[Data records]
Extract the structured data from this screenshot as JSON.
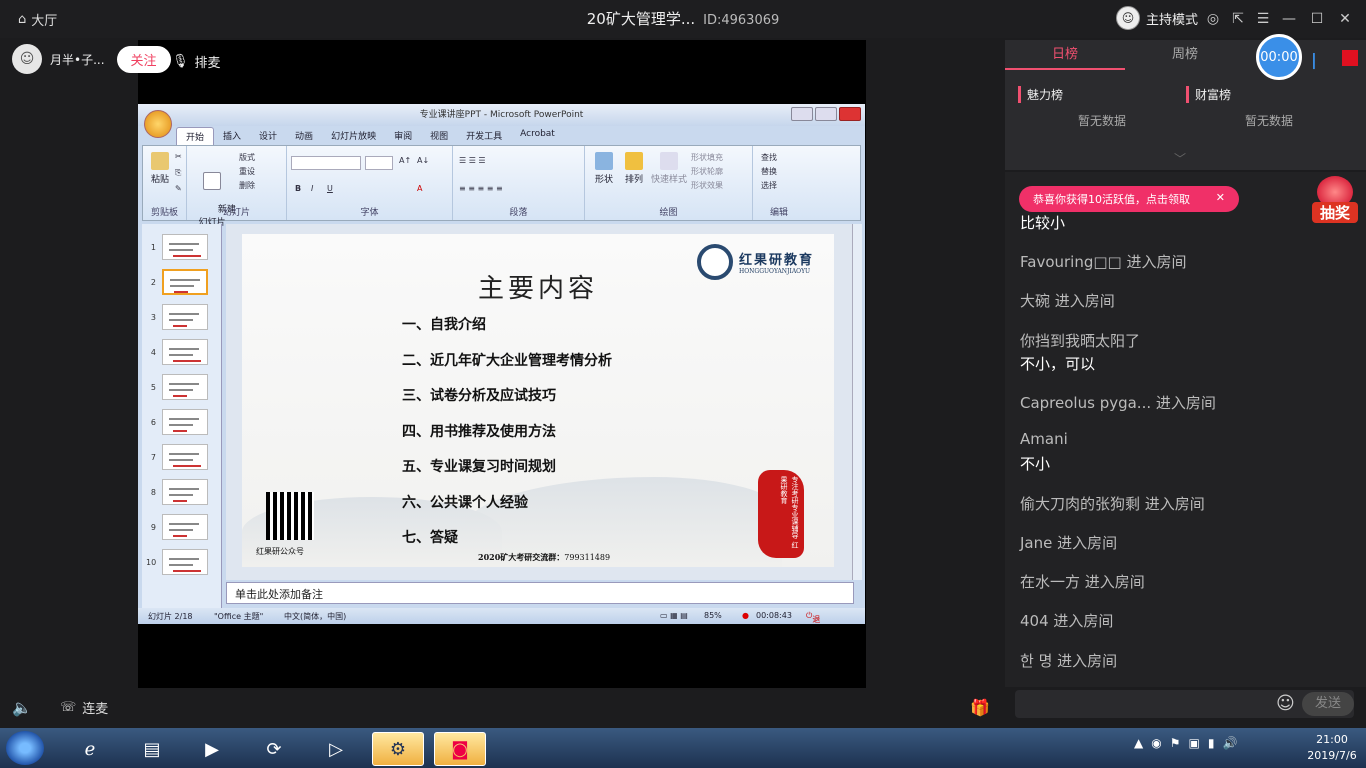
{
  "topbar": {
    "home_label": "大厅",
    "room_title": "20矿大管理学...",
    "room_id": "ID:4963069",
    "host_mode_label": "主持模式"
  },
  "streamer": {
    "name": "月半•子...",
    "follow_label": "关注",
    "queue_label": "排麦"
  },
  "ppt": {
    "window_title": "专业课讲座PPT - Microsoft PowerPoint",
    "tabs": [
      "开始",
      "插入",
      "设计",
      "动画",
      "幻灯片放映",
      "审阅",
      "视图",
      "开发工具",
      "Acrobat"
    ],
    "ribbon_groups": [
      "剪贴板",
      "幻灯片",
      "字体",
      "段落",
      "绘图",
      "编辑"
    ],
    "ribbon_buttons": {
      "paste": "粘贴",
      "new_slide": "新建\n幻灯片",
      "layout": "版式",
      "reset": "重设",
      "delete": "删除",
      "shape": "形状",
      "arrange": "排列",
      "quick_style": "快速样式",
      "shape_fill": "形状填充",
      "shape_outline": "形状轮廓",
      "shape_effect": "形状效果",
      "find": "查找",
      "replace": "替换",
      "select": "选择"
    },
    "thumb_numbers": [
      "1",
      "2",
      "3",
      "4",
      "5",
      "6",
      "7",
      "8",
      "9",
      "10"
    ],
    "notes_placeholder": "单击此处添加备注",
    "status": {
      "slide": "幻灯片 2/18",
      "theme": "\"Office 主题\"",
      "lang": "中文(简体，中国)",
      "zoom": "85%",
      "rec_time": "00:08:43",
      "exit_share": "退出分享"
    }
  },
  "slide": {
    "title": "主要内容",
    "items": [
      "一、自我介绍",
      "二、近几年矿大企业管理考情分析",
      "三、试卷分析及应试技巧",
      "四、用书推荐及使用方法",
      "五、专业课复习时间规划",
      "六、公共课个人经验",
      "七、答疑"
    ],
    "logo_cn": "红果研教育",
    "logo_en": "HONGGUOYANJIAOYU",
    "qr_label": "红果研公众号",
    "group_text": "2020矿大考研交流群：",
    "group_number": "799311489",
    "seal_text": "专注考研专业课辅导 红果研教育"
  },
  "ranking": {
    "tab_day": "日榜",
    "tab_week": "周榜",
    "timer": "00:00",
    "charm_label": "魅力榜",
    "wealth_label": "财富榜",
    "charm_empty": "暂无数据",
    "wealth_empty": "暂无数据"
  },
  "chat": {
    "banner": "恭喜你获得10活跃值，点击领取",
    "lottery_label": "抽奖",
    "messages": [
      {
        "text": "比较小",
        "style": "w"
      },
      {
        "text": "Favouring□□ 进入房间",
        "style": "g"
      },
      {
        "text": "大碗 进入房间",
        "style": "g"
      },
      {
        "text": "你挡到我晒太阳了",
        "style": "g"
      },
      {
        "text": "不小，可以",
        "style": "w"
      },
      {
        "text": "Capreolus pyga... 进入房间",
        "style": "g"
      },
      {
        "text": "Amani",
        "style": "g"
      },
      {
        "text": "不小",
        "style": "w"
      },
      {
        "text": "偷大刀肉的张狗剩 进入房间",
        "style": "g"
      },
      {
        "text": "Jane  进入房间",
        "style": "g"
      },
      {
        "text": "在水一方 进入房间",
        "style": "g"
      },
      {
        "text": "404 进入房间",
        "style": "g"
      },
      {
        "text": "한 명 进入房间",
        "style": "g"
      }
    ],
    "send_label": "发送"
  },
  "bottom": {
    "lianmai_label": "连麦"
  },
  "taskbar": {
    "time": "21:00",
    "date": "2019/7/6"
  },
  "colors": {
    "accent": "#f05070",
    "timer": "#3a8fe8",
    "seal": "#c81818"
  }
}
--
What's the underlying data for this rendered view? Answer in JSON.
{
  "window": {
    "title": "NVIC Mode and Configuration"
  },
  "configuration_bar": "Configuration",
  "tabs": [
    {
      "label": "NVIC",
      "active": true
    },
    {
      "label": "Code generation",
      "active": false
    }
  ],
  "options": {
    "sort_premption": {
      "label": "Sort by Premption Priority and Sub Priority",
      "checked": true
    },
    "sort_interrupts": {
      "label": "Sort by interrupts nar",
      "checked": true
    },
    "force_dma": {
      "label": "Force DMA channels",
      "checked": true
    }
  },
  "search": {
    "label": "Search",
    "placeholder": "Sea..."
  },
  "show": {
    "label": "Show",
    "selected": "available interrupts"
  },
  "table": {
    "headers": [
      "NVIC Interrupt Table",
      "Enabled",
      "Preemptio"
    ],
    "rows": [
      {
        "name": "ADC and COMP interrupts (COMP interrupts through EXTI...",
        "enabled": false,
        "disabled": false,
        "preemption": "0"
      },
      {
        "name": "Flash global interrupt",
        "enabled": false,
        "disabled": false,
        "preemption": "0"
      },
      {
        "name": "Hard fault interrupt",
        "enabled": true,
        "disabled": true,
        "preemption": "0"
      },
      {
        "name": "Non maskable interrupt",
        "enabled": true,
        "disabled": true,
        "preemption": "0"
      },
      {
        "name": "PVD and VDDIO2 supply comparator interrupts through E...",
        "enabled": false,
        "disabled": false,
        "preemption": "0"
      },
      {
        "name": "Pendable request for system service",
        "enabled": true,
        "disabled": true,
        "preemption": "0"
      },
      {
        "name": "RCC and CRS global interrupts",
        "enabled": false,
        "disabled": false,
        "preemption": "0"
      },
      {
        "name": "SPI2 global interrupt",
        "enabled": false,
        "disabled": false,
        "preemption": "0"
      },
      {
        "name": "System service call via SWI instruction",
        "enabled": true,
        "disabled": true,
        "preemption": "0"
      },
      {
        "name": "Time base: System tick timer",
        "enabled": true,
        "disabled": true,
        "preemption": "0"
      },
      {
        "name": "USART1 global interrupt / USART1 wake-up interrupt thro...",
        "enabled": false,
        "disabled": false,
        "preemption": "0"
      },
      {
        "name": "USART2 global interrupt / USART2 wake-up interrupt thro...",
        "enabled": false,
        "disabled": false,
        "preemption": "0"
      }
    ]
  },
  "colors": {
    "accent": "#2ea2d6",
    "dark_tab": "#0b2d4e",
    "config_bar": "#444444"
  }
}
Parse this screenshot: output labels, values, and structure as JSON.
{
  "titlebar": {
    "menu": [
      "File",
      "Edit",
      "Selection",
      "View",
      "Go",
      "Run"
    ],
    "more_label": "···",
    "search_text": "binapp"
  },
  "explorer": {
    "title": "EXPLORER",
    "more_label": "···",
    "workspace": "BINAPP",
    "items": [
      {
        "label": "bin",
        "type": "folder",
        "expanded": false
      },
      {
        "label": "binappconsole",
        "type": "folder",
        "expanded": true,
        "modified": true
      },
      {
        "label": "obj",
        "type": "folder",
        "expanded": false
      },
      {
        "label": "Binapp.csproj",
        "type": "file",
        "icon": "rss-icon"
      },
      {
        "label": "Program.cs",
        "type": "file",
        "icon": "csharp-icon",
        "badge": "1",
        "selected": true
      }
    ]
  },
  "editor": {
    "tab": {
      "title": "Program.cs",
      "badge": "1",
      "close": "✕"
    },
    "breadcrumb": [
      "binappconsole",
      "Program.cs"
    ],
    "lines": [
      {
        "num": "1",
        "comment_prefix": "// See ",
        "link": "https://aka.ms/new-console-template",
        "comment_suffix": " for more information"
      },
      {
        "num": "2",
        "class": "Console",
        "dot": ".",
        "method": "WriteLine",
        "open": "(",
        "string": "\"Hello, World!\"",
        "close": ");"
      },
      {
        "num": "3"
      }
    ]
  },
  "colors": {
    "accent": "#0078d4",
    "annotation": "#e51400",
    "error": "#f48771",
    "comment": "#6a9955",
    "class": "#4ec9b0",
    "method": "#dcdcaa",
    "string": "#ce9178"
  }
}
...
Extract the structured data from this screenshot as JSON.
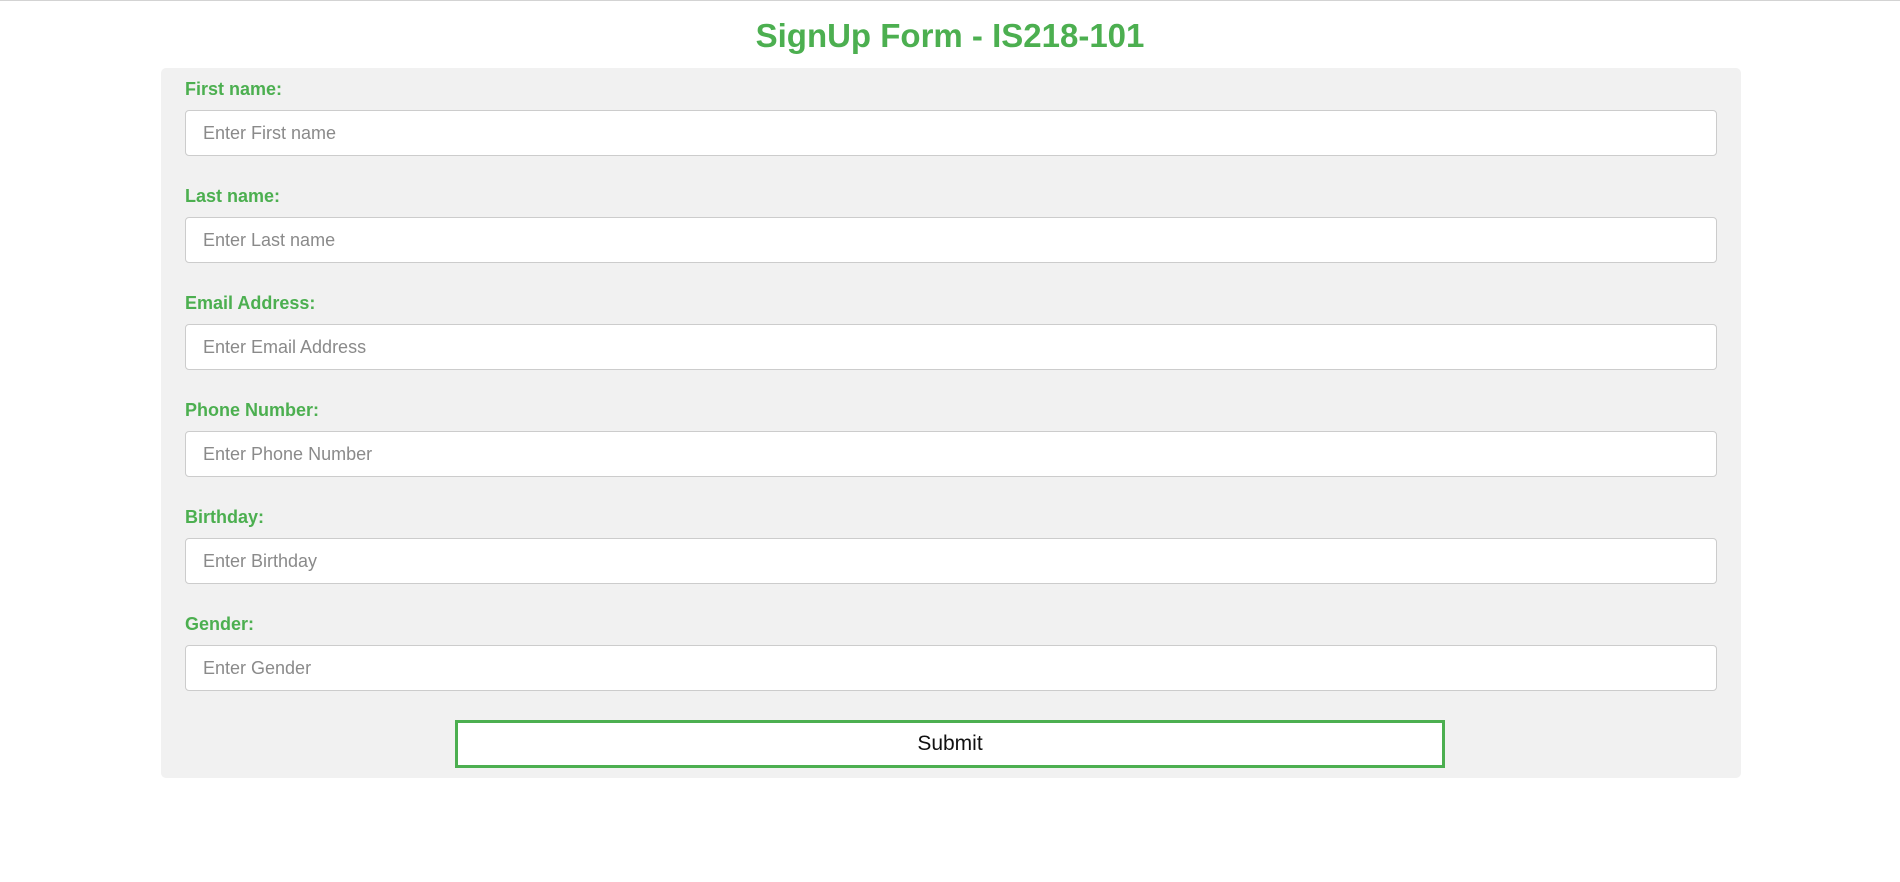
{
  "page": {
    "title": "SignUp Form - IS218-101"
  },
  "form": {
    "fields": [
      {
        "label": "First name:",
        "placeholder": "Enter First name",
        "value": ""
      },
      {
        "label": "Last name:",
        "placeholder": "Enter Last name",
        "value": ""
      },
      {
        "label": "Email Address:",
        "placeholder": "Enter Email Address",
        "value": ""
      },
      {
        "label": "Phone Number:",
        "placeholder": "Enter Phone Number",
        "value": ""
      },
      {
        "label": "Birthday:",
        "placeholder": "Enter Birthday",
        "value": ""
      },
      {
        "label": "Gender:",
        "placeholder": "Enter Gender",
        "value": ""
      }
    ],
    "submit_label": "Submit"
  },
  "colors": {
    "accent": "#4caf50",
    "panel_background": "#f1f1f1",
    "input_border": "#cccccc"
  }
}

■ **JOB**:
Which lines contain "selected"? Copy each of them.

■ **REPLY**:
    "selected": "available interrupts"
        "selected": true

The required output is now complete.